**TASK TO COMPLETE:**
Find the line containing "What data populates", then return it and every line after it through the end of the records, exactly. Leave out pictures.
--- begin EXERCISE MATERIAL ---
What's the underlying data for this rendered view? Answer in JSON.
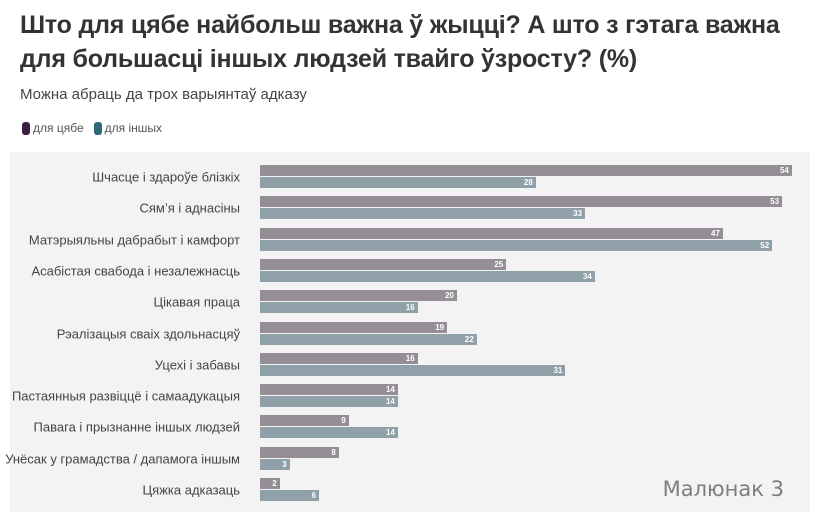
{
  "chart_data": {
    "type": "bar",
    "orientation": "horizontal",
    "title": "Што для цябе найбольш важна ў жыцці? А што з гэтага важна для большасці іншых людзей твайго ўзросту? (%)",
    "subtitle": "Можна абраць да трох варыянтаў адказу",
    "legend": [
      {
        "name": "для цябе",
        "color": "#3b2046"
      },
      {
        "name": "для іншых",
        "color": "#2f6a74"
      }
    ],
    "legend_placement": "top-left",
    "categories": [
      "Шчасце і здароўе блізкіх",
      "Сям’я і аднасіны",
      "Матэрыяльны дабрабыт і камфорт",
      "Асабістая свабода і незалежнасць",
      "Цікавая праца",
      "Рэалізацыя сваіх здольнасцяў",
      "Уцехі і забавы",
      "Пастаянныя развіццё і самаадукацыя",
      "Павага і прызнанне іншых людзей",
      "Унёсак у грамадства / дапамога іншым",
      "Цяжка адказаць"
    ],
    "series": [
      {
        "name": "для цябе",
        "bar_color": "#958e96",
        "values": [
          54,
          53,
          47,
          25,
          20,
          19,
          16,
          14,
          9,
          8,
          2
        ]
      },
      {
        "name": "для іншых",
        "bar_color": "#8fa0a8",
        "values": [
          28,
          33,
          52,
          34,
          16,
          22,
          31,
          14,
          14,
          3,
          6
        ]
      }
    ],
    "xlim": [
      0,
      55
    ],
    "grid": false
  },
  "watermark": "Малюнак 3"
}
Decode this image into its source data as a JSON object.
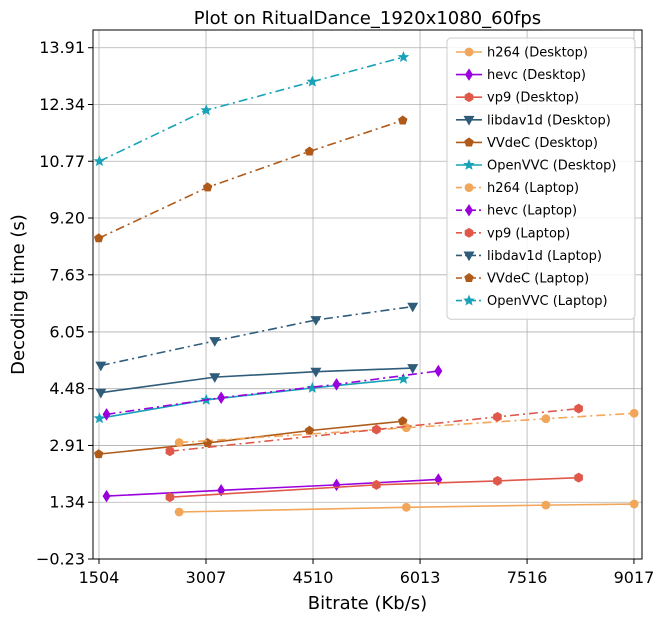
{
  "chart_data": {
    "type": "line",
    "title": "Plot on RitualDance_1920x1080_60fps",
    "xlabel": "Bitrate (Kb/s)",
    "ylabel": "Decoding time (s)",
    "xlim": [
      1420,
      9130
    ],
    "ylim": [
      -0.23,
      14.4
    ],
    "xticks": [
      1504,
      3007,
      4510,
      6013,
      7516,
      9017
    ],
    "yticks": [
      -0.23,
      1.34,
      2.91,
      4.48,
      6.05,
      7.63,
      9.2,
      10.77,
      12.34,
      13.91
    ],
    "ytick_labels": [
      "−0.23",
      "1.34",
      "2.91",
      "4.48",
      "6.05",
      "7.63",
      "9.20",
      "10.77",
      "12.34",
      "13.91"
    ],
    "grid": true,
    "legend_position": "top-right",
    "series": [
      {
        "name": "h264 (Desktop)",
        "color": "#f2a65a",
        "marker": "circle",
        "linestyle": "solid",
        "x": [
          2630,
          5820,
          7780,
          9020
        ],
        "y": [
          1.07,
          1.2,
          1.26,
          1.29
        ]
      },
      {
        "name": "hevc (Desktop)",
        "color": "#9900dd",
        "marker": "thin_diamond",
        "linestyle": "solid",
        "x": [
          1610,
          3220,
          4840,
          6270
        ],
        "y": [
          1.51,
          1.67,
          1.82,
          1.97
        ]
      },
      {
        "name": "vp9 (Desktop)",
        "color": "#e0584a",
        "marker": "hexagon",
        "linestyle": "solid",
        "x": [
          2500,
          5400,
          7100,
          8240
        ],
        "y": [
          1.48,
          1.82,
          1.93,
          2.02
        ]
      },
      {
        "name": "libdav1d (Desktop)",
        "color": "#2f5c7a",
        "marker": "triangle_down",
        "linestyle": "solid",
        "x": [
          1530,
          3130,
          4550,
          5910
        ],
        "y": [
          4.37,
          4.8,
          4.95,
          5.05
        ]
      },
      {
        "name": "VVdeC (Desktop)",
        "color": "#b05a1a",
        "marker": "pentagon",
        "linestyle": "solid",
        "x": [
          1500,
          3030,
          4460,
          5770
        ],
        "y": [
          2.67,
          2.98,
          3.32,
          3.58
        ]
      },
      {
        "name": "OpenVVC (Desktop)",
        "color": "#17a2b8",
        "marker": "star",
        "linestyle": "solid",
        "x": [
          1510,
          3010,
          4500,
          5780
        ],
        "y": [
          3.66,
          4.17,
          4.5,
          4.75
        ]
      },
      {
        "name": "h264 (Laptop)",
        "color": "#f2a65a",
        "marker": "circle",
        "linestyle": "dashdot",
        "x": [
          2630,
          5820,
          7780,
          9020
        ],
        "y": [
          2.99,
          3.4,
          3.65,
          3.8
        ]
      },
      {
        "name": "hevc (Laptop)",
        "color": "#9900dd",
        "marker": "thin_diamond",
        "linestyle": "dashdot",
        "x": [
          1610,
          3220,
          4840,
          6270
        ],
        "y": [
          3.77,
          4.23,
          4.6,
          4.97
        ]
      },
      {
        "name": "vp9 (Laptop)",
        "color": "#e0584a",
        "marker": "hexagon",
        "linestyle": "dashdot",
        "x": [
          2500,
          5400,
          7100,
          8240
        ],
        "y": [
          2.75,
          3.35,
          3.7,
          3.93
        ]
      },
      {
        "name": "libdav1d (Laptop)",
        "color": "#2f5c7a",
        "marker": "triangle_down",
        "linestyle": "dashdot",
        "x": [
          1530,
          3130,
          4550,
          5910
        ],
        "y": [
          5.12,
          5.8,
          6.38,
          6.75
        ]
      },
      {
        "name": "VVdeC (Laptop)",
        "color": "#b05a1a",
        "marker": "pentagon",
        "linestyle": "dashdot",
        "x": [
          1500,
          3030,
          4460,
          5770
        ],
        "y": [
          8.64,
          10.05,
          11.04,
          11.9
        ]
      },
      {
        "name": "OpenVVC (Laptop)",
        "color": "#17a2b8",
        "marker": "star",
        "linestyle": "dashdot",
        "x": [
          1510,
          3010,
          4500,
          5780
        ],
        "y": [
          10.77,
          12.18,
          12.97,
          13.65
        ]
      }
    ]
  }
}
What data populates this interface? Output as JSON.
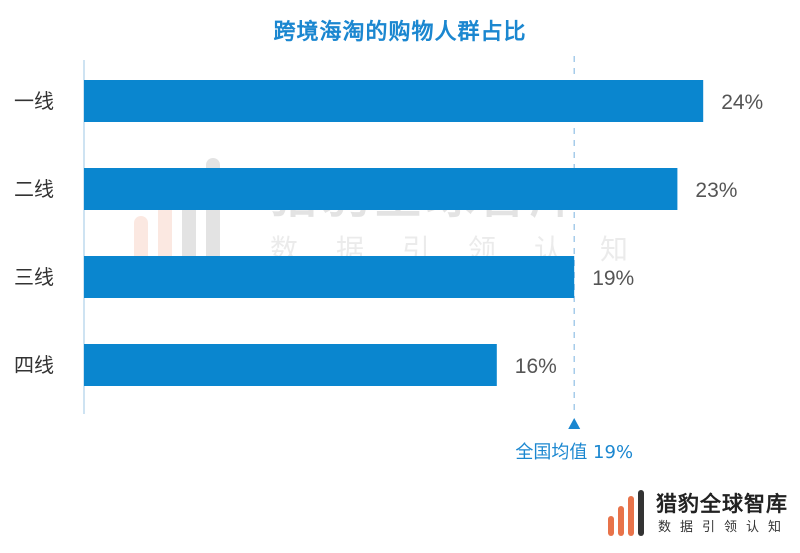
{
  "chart_data": {
    "type": "bar",
    "orientation": "horizontal",
    "title": "跨境海淘的购物人群占比",
    "categories": [
      "一线",
      "二线",
      "三线",
      "四线"
    ],
    "values": [
      24,
      23,
      19,
      16
    ],
    "value_labels": [
      "24%",
      "23%",
      "19%",
      "16%"
    ],
    "xlim": [
      0,
      30
    ],
    "reference_line": {
      "value": 19,
      "label": "全国均值 19%"
    },
    "grid": false,
    "legend": "none"
  },
  "colors": {
    "bar": "#0a86cf",
    "title": "#1b87d0",
    "reference": "#1b87d0",
    "category_label": "#333333",
    "value_label": "#555555",
    "axis": "#9ec7e6"
  },
  "watermark": {
    "name": "猎豹全球智库",
    "slogan": "数据引领认知"
  },
  "logo": {
    "name": "猎豹全球智库",
    "slogan": "数据引领认知",
    "icon": "cheetah-bars-icon"
  }
}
--- end EXERCISE MATERIAL ---
**OUTPUT BELOW:**
What data populates this interface? Output as JSON.
{
  "chart_data": {
    "type": "bar",
    "orientation": "horizontal",
    "title": "跨境海淘的购物人群占比",
    "categories": [
      "一线",
      "二线",
      "三线",
      "四线"
    ],
    "values": [
      24,
      23,
      19,
      16
    ],
    "value_labels": [
      "24%",
      "23%",
      "19%",
      "16%"
    ],
    "xlim": [
      0,
      30
    ],
    "reference_line": {
      "value": 19,
      "label": "全国均值 19%"
    },
    "grid": false,
    "legend": "none"
  },
  "colors": {
    "bar": "#0a86cf",
    "title": "#1b87d0",
    "reference": "#1b87d0",
    "category_label": "#333333",
    "value_label": "#555555",
    "axis": "#9ec7e6"
  },
  "watermark": {
    "name": "猎豹全球智库",
    "slogan": "数据引领认知"
  },
  "logo": {
    "name": "猎豹全球智库",
    "slogan": "数据引领认知",
    "icon": "cheetah-bars-icon"
  }
}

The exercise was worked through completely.